— start —

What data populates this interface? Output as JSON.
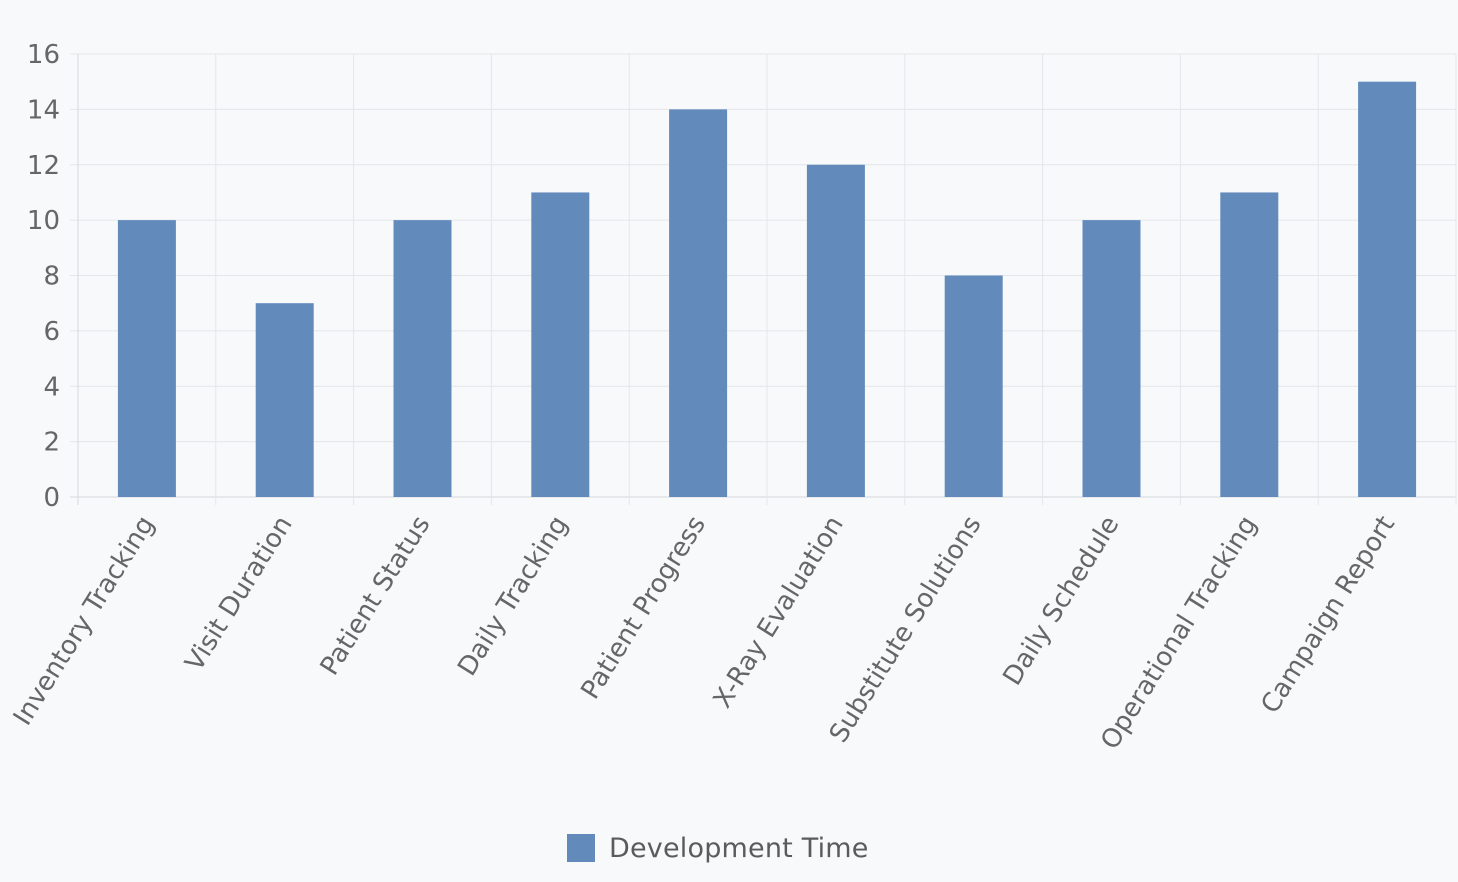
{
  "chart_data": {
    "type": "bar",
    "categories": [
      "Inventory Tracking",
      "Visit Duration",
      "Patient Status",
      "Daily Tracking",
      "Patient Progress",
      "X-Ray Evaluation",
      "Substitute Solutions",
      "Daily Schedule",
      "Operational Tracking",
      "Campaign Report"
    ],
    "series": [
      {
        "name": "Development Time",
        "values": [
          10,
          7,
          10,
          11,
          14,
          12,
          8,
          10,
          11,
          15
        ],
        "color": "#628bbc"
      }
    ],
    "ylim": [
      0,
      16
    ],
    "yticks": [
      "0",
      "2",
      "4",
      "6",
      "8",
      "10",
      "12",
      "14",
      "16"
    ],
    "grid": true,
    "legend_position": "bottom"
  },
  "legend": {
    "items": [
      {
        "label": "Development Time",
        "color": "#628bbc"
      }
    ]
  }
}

— end —

▶ TASK REQUIREMENTS
Copy the listing in full and without alteration, omitting every picture.

▶ EXERCISE SOLUTION
What data populates this interface? Output as JSON.
{
  "chart_data": {
    "type": "bar",
    "categories": [
      "Inventory Tracking",
      "Visit Duration",
      "Patient Status",
      "Daily Tracking",
      "Patient Progress",
      "X-Ray Evaluation",
      "Substitute Solutions",
      "Daily Schedule",
      "Operational Tracking",
      "Campaign Report"
    ],
    "series": [
      {
        "name": "Development Time",
        "values": [
          10,
          7,
          10,
          11,
          14,
          12,
          8,
          10,
          11,
          15
        ],
        "color": "#628bbc"
      }
    ],
    "ylim": [
      0,
      16
    ],
    "yticks": [
      "0",
      "2",
      "4",
      "6",
      "8",
      "10",
      "12",
      "14",
      "16"
    ],
    "grid": true,
    "legend_position": "bottom"
  },
  "legend": {
    "items": [
      {
        "label": "Development Time",
        "color": "#628bbc"
      }
    ]
  }
}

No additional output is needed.